Repeat each record exactly as written, and drop any images.

§ THE RECORDS:
..............................

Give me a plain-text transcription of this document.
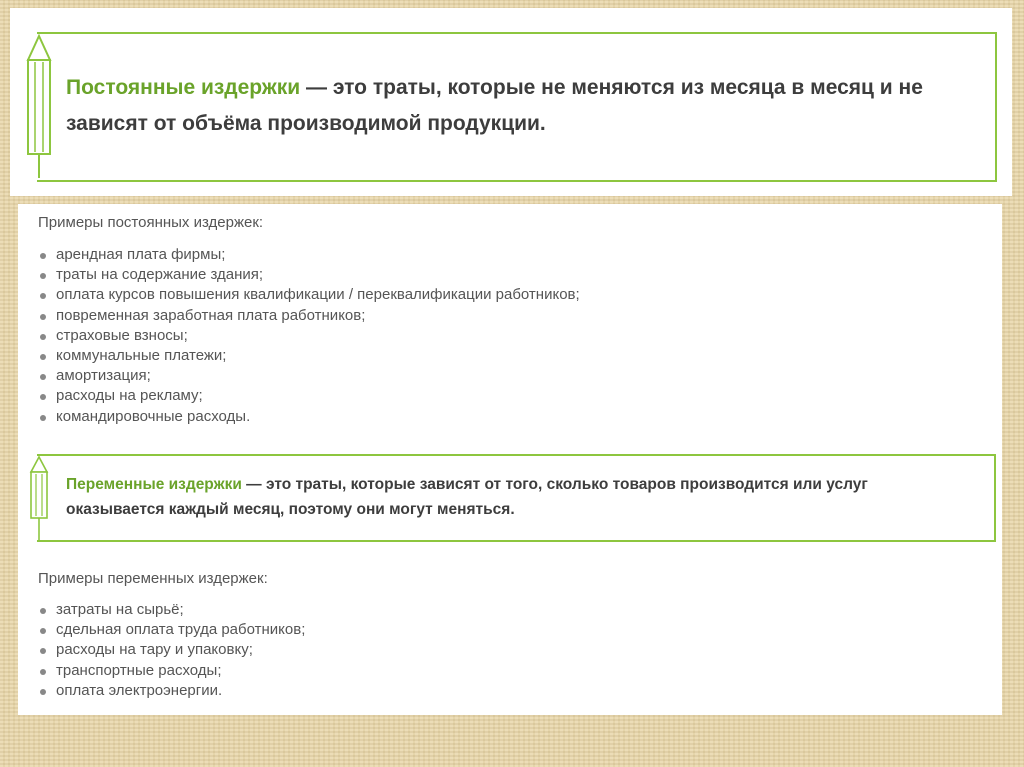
Постоянные издержки — это траты, которые не меняются из месяца в месяц и не зависят от объёма производимой продукции.
Примеры постоянных издержек:
арендная плата фирмы;
траты на содержание здания;
оплата курсов повышения квалификации / переквалификации работников;
повременная заработная плата работников;
страховые взносы;
коммунальные платежи;
амортизация;
расходы на рекламу;
командировочные расходы.
Переменные издержки — это траты, которые зависят от того, сколько товаров производится или услуг оказывается каждый месяц, поэтому они могут меняться.
Примеры переменных издержек:
затраты на сырьё;
сдельная оплата труда работников;
расходы на тару и упаковку;
транспортные расходы;
оплата электроэнергии.
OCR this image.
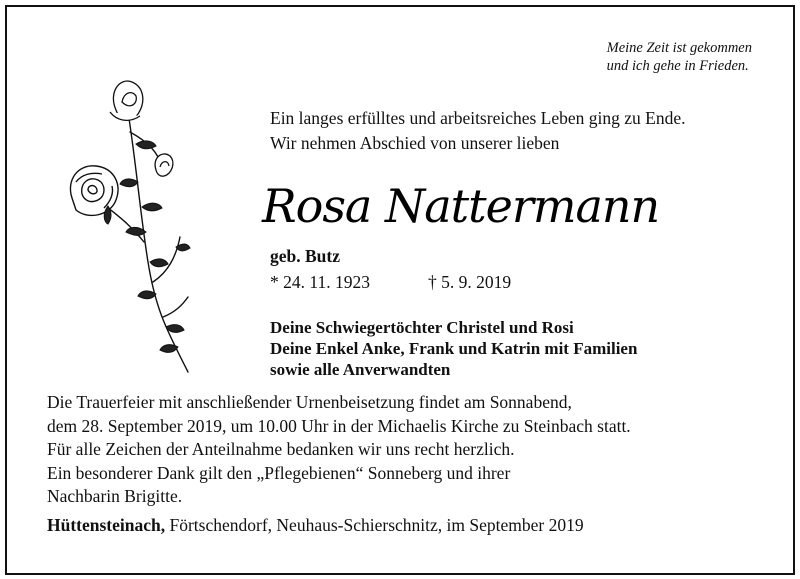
Meine Zeit ist gekommen
und ich gehe in Frieden.
Ein langes erfülltes und arbeitsreiches Leben ging zu Ende.
Wir nehmen Abschied von unserer lieben
Rosa Nattermann
geb. Butz
* 24. 11. 1923	† 5. 9. 2019
Deine Schwiegertöchter Christel und Rosi
Deine Enkel Anke, Frank und Katrin mit Familien
sowie alle Anverwandten
Die Trauerfeier mit anschließender Urnenbeisetzung findet am Sonnabend,
dem 28. September 2019, um 10.00 Uhr in der Michaelis Kirche zu Steinbach statt.
Für alle Zeichen der Anteilnahme bedanken wir uns recht herzlich.
Ein besonderer Dank gilt den „Pflegebienen“ Sonneberg und ihrer
Nachbarin Brigitte.
Hüttensteinach, Förtschendorf, Neuhaus-Schierschnitz, im September 2019
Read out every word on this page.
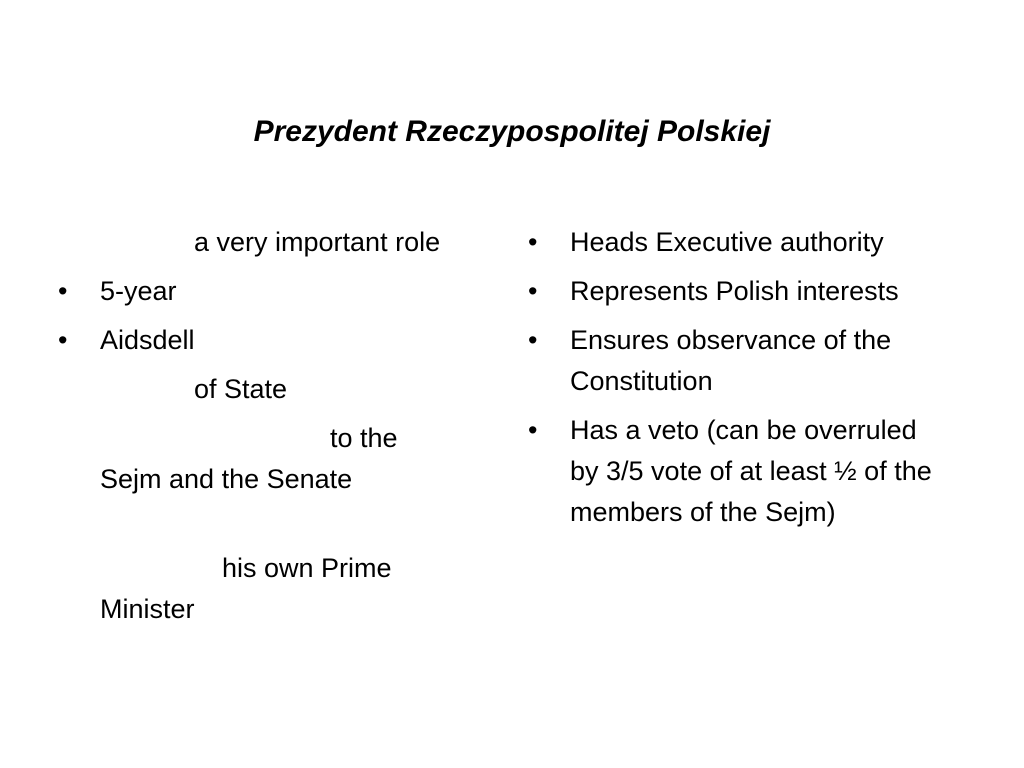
Prezydent Rzeczypospolitej Polskiej

a very important role

• 5-year

• Aidsdell

of State

to the Sejm and the Senate

his own Prime Minister

• Heads Executive authority

• Represents Polish interests

• Ensures observance of the Constitution

• Has a veto (can be overruled by 3/5 vote of at least ½ of the members of the Sejm)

..............................

§ EXERCISE RESPONSE:
Give me a plain-text transcription of this document.
Постоянные издержки — это траты, которые не меняются из месяца в месяц и не зависят от объёма производимой продукции.
Примеры постоянных издержек:
арендная плата фирмы;
траты на содержание здания;
оплата курсов повышения квалификации / переквалификации работников;
повременная заработная плата работников;
страховые взносы;
коммунальные платежи;
амортизация;
расходы на рекламу;
командировочные расходы.
Переменные издержки — это траты, которые зависят от того, сколько товаров производится или услуг оказывается каждый месяц, поэтому они могут меняться.
Примеры переменных издержек:
затраты на сырьё;
сдельная оплата труда работников;
расходы на тару и упаковку;
транспортные расходы;
оплата электроэнергии.
OCR this image.
Meine Zeit ist gekommen
und ich gehe in Frieden.
Ein langes erfülltes und arbeitsreiches Leben ging zu Ende.
Wir nehmen Abschied von unserer lieben
Rosa Nattermann
geb. Butz
* 24. 11. 1923	† 5. 9. 2019
Deine Schwiegertöchter Christel und Rosi
Deine Enkel Anke, Frank und Katrin mit Familien
sowie alle Anverwandten
Die Trauerfeier mit anschließender Urnenbeisetzung findet am Sonnabend,
dem 28. September 2019, um 10.00 Uhr in der Michaelis Kirche zu Steinbach statt.
Für alle Zeichen der Anteilnahme bedanken wir uns recht herzlich.
Ein besonderer Dank gilt den „Pflegebienen“ Sonneberg und ihrer
Nachbarin Brigitte.
Hüttensteinach, Förtschendorf, Neuhaus-Schierschnitz, im September 2019
Read out every word on this page.
Prezydent Rzeczypospolitej Polskiej

a very important role

• 5-year

• Aidsdell

of State

to the Sejm and the Senate

his own Prime Minister

• Heads Executive authority

• Represents Polish interests

• Ensures observance of the Constitution

• Has a veto (can be overruled by 3/5 vote of at least ½ of the members of the Sejm)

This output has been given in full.